• Given exercise: Copy these entries word for word, starting at the line that has "791, 710, 834]" and stopping after the line that has "556, 710, 578]".

• Data for this exercise:
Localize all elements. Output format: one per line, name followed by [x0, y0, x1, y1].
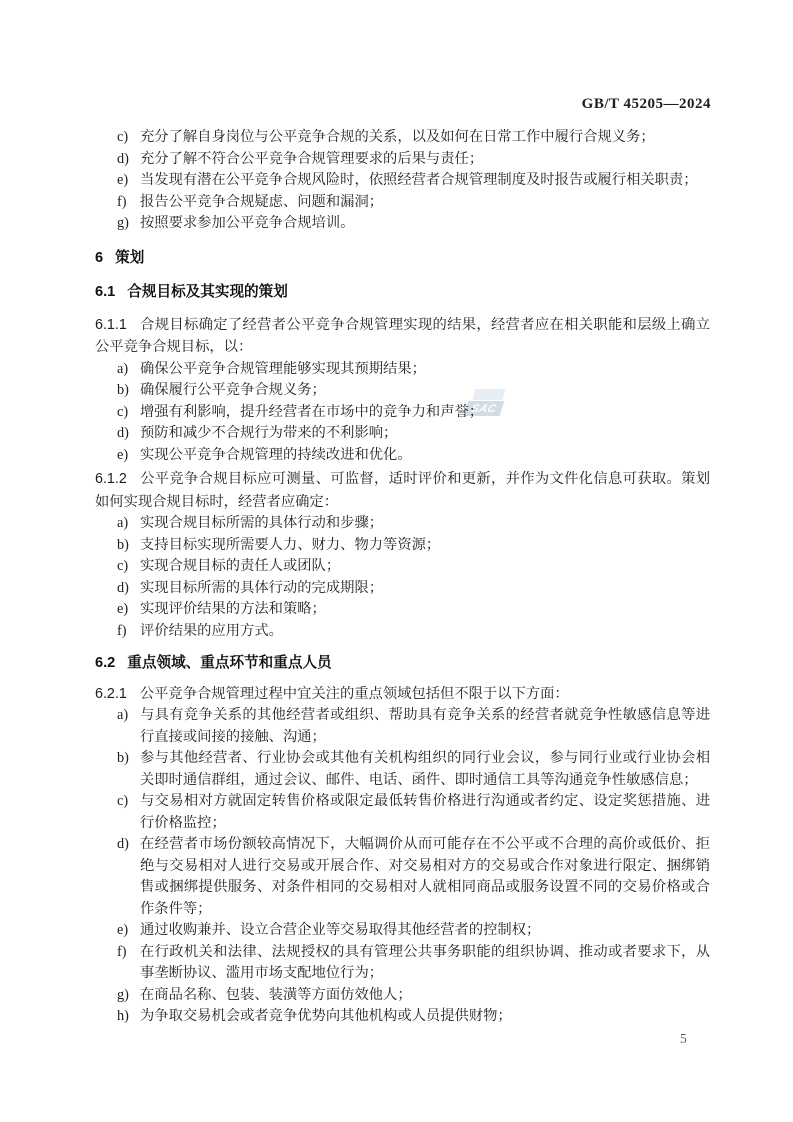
list-item: c) 与交易相对方就固定转售价格或限定最低转售价格进行沟通或者约定、设定奖惩措施…	[95, 791, 710, 834]
list-item-letter: f)	[117, 621, 127, 643]
list-item-letter: a)	[117, 513, 128, 535]
list-item: f) 在行政机关和法律、法规授权的具有管理公共事务职能的组织协调、推动或者要求下…	[95, 942, 710, 985]
list-item-text: 与交易相对方就固定转售价格或限定最低转售价格进行沟通或者约定、设定奖惩措施、进行…	[140, 793, 710, 831]
clause-text: 公平竞争合规目标应可测量、可监督，适时评价和更新，并作为文件化信息可获取。策划如…	[95, 471, 710, 510]
intro-list: c) 充分了解自身岗位与公平竞争合规的关系，以及如何在日常工作中履行合规义务； …	[95, 127, 710, 235]
clause-number: 6.1.1	[95, 317, 127, 333]
list-item-letter: c)	[117, 791, 128, 813]
section-6-heading: 6策划	[95, 247, 710, 270]
list-item: d) 实现目标所需的具体行动的完成期限；	[95, 578, 710, 600]
list-item: a) 确保公平竞争合规管理能够实现其预期结果；	[95, 359, 710, 381]
list-item: d) 在经营者市场份额较高情况下，大幅调价从而可能存在不公平或不合理的高价或低价…	[95, 834, 710, 920]
section-6-1-heading: 6.1合规目标及其实现的策划	[95, 281, 710, 304]
list-item-letter: e)	[117, 170, 128, 192]
list-item-text: 在行政机关和法律、法规授权的具有管理公共事务职能的组织协调、推动或者要求下，从事…	[140, 944, 710, 982]
list-item-text: 报告公平竞争合规疑虑、问题和漏洞；	[140, 194, 383, 210]
clause-6-1-1: 6.1.1合规目标确定了经营者公平竞争合规管理实现的结果，经营者应在相关职能和层…	[95, 314, 710, 359]
page-number: 5	[680, 1031, 687, 1047]
list-item: c) 增强有利影响，提升经营者在市场中的竞争力和声誉；	[95, 402, 710, 424]
list-item: c) 实现合规目标的责任人或团队；	[95, 556, 710, 578]
standard-code: GB/T 45205—2024	[582, 96, 711, 113]
list-item-letter: d)	[117, 149, 129, 171]
list-item-text: 实现合规目标的责任人或团队；	[140, 558, 340, 574]
list-item: e) 实现评价结果的方法和策略；	[95, 599, 710, 621]
list-item-letter: b)	[117, 380, 129, 402]
list-item-letter: e)	[117, 599, 128, 621]
list-item-text: 按照要求参加公平竞争合规培训。	[140, 215, 354, 231]
list-item-text: 充分了解不符合公平竞争合规管理要求的后果与责任；	[140, 151, 483, 167]
list-item: b) 确保履行公平竞争合规义务；	[95, 380, 710, 402]
clause-6-2-1-list: a) 与具有竞争关系的其他经营者或组织、帮助具有竞争关系的经营者就竞争性敏感信息…	[95, 705, 710, 1028]
section-number: 6	[95, 250, 103, 266]
list-item-text: 确保公平竞争合规管理能够实现其预期结果；	[140, 361, 426, 377]
list-item-letter: e)	[117, 920, 128, 942]
list-item-letter: b)	[117, 535, 129, 557]
list-item-letter: b)	[117, 748, 129, 770]
list-item-text: 实现公平竞争合规管理的持续改进和优化。	[140, 447, 412, 463]
clause-6-1-2-list: a) 实现合规目标所需的具体行动和步骤； b) 支持目标实现所需要人力、财力、物…	[95, 513, 710, 642]
list-item-letter: f)	[117, 942, 127, 964]
list-item-text: 当发现有潜在公平竞争合规风险时，依照经营者合规管理制度及时报告或履行相关职责；	[140, 172, 698, 188]
list-item-text: 增强有利影响，提升经营者在市场中的竞争力和声誉；	[140, 404, 483, 420]
list-item-text: 确保履行公平竞争合规义务；	[140, 382, 326, 398]
list-item-letter: a)	[117, 359, 128, 381]
document-page: GB/T 45205—2024 SAC c) 充分了解自身岗位与公平竞争合规的关…	[0, 0, 793, 1122]
section-title: 合规目标及其实现的策划	[127, 284, 288, 300]
clause-number: 6.2.1	[95, 686, 127, 702]
list-item-text: 评价结果的应用方式。	[140, 623, 283, 639]
list-item-letter: c)	[117, 402, 128, 424]
list-item-letter: c)	[117, 127, 128, 149]
list-item: d) 预防和减少不合规行为带来的不利影响；	[95, 423, 710, 445]
section-6-2-heading: 6.2重点领域、重点环节和重点人员	[95, 652, 710, 675]
list-item-letter: d)	[117, 834, 129, 856]
list-item: a) 实现合规目标所需的具体行动和步骤；	[95, 513, 710, 535]
clause-number: 6.1.2	[95, 471, 127, 487]
list-item-text: 支持目标实现所需要人力、财力、物力等资源；	[140, 537, 440, 553]
list-item-letter: e)	[117, 445, 128, 467]
list-item-text: 参与其他经营者、行业协会或其他有关机构组织的同行业会议，参与同行业或行业协会相关…	[140, 750, 710, 788]
section-number: 6.2	[95, 655, 115, 671]
list-item-text: 通过收购兼并、设立合营企业等交易取得其他经营者的控制权；	[140, 922, 540, 938]
list-item-letter: d)	[117, 423, 129, 445]
section-title: 重点领域、重点环节和重点人员	[127, 655, 331, 671]
clause-6-2-1: 6.2.1公平竞争合规管理过程中宜关注的重点领域包括但不限于以下方面：	[95, 683, 710, 706]
clause-6-1-2: 6.1.2公平竞争合规目标应可测量、可监督，适时评价和更新，并作为文件化信息可获…	[95, 468, 710, 513]
list-item-text: 实现目标所需的具体行动的完成期限；	[140, 580, 383, 596]
section-title: 策划	[115, 250, 144, 266]
page-body: c) 充分了解自身岗位与公平竞争合规的关系，以及如何在日常工作中履行合规义务； …	[95, 127, 710, 1028]
list-item: e) 通过收购兼并、设立合营企业等交易取得其他经营者的控制权；	[95, 920, 710, 942]
section-number: 6.1	[95, 284, 115, 300]
list-item-text: 预防和减少不合规行为带来的不利影响；	[140, 425, 397, 441]
list-item: d) 充分了解不符合公平竞争合规管理要求的后果与责任；	[95, 149, 710, 171]
list-item: b) 支持目标实现所需要人力、财力、物力等资源；	[95, 535, 710, 557]
list-item: e) 实现公平竞争合规管理的持续改进和优化。	[95, 445, 710, 467]
list-item-letter: d)	[117, 578, 129, 600]
list-item-text: 在商品名称、包装、装潢等方面仿效他人；	[140, 987, 412, 1003]
list-item-letter: g)	[117, 985, 129, 1007]
list-item-letter: c)	[117, 556, 128, 578]
list-item: g) 在商品名称、包装、装潢等方面仿效他人；	[95, 985, 710, 1007]
clause-text: 合规目标确定了经营者公平竞争合规管理实现的结果，经营者应在相关职能和层级上确立公…	[95, 317, 710, 356]
list-item: a) 与具有竞争关系的其他经营者或组织、帮助具有竞争关系的经营者就竞争性敏感信息…	[95, 705, 710, 748]
list-item-text: 在经营者市场份额较高情况下，大幅调价从而可能存在不公平或不合理的高价或低价、拒绝…	[140, 836, 710, 917]
list-item-text: 充分了解自身岗位与公平竞争合规的关系，以及如何在日常工作中履行合规义务；	[140, 129, 655, 145]
clause-6-1-1-list: a) 确保公平竞争合规管理能够实现其预期结果； b) 确保履行公平竞争合规义务；…	[95, 359, 710, 467]
list-item-text: 实现合规目标所需的具体行动和步骤；	[140, 515, 383, 531]
list-item: f) 评价结果的应用方式。	[95, 621, 710, 643]
list-item: g) 按照要求参加公平竞争合规培训。	[95, 213, 710, 235]
list-item-text: 与具有竞争关系的其他经营者或组织、帮助具有竞争关系的经营者就竞争性敏感信息等进行…	[140, 707, 710, 745]
list-item: f) 报告公平竞争合规疑虑、问题和漏洞；	[95, 192, 710, 214]
list-item: e) 当发现有潜在公平竞争合规风险时，依照经营者合规管理制度及时报告或履行相关职…	[95, 170, 710, 192]
list-item-letter: f)	[117, 192, 127, 214]
list-item: h) 为争取交易机会或者竞争优势向其他机构或人员提供财物；	[95, 1006, 710, 1028]
list-item-letter: g)	[117, 213, 129, 235]
list-item: c) 充分了解自身岗位与公平竞争合规的关系，以及如何在日常工作中履行合规义务；	[95, 127, 710, 149]
clause-text: 公平竞争合规管理过程中宜关注的重点领域包括但不限于以下方面：	[140, 686, 569, 702]
list-item-text: 为争取交易机会或者竞争优势向其他机构或人员提供财物；	[140, 1008, 512, 1024]
list-item-letter: a)	[117, 705, 128, 727]
list-item-letter: h)	[117, 1006, 129, 1028]
list-item: b) 参与其他经营者、行业协会或其他有关机构组织的同行业会议，参与同行业或行业协…	[95, 748, 710, 791]
list-item-text: 实现评价结果的方法和策略；	[140, 601, 326, 617]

• Written answer:
list-item: c) 与交易相对方就固定转售价格或限定最低转售价格进行沟通或者约定、设定奖惩措施…	[95, 791, 710, 834]
list-item-letter: f)	[117, 621, 127, 643]
list-item-letter: a)	[117, 513, 128, 535]
list-item: f) 在行政机关和法律、法规授权的具有管理公共事务职能的组织协调、推动或者要求下…	[95, 942, 710, 985]
list-item-text: 与交易相对方就固定转售价格或限定最低转售价格进行沟通或者约定、设定奖惩措施、进行…	[140, 793, 710, 831]
clause-text: 公平竞争合规目标应可测量、可监督，适时评价和更新，并作为文件化信息可获取。策划如…	[95, 471, 710, 510]
intro-list: c) 充分了解自身岗位与公平竞争合规的关系，以及如何在日常工作中履行合规义务； …	[95, 127, 710, 235]
clause-number: 6.1.1	[95, 317, 127, 333]
list-item-letter: c)	[117, 791, 128, 813]
section-6-heading: 6策划	[95, 247, 710, 270]
list-item: d) 实现目标所需的具体行动的完成期限；	[95, 578, 710, 600]
list-item: a) 确保公平竞争合规管理能够实现其预期结果；	[95, 359, 710, 381]
list-item: d) 在经营者市场份额较高情况下，大幅调价从而可能存在不公平或不合理的高价或低价…	[95, 834, 710, 920]
section-6-1-heading: 6.1合规目标及其实现的策划	[95, 281, 710, 304]
list-item-letter: e)	[117, 170, 128, 192]
list-item-text: 在行政机关和法律、法规授权的具有管理公共事务职能的组织协调、推动或者要求下，从事…	[140, 944, 710, 982]
list-item-text: 报告公平竞争合规疑虑、问题和漏洞；	[140, 194, 383, 210]
clause-6-1-1: 6.1.1合规目标确定了经营者公平竞争合规管理实现的结果，经营者应在相关职能和层…	[95, 314, 710, 359]
page-number: 5	[680, 1031, 687, 1047]
list-item: c) 增强有利影响，提升经营者在市场中的竞争力和声誉；	[95, 402, 710, 424]
list-item: c) 实现合规目标的责任人或团队；	[95, 556, 710, 578]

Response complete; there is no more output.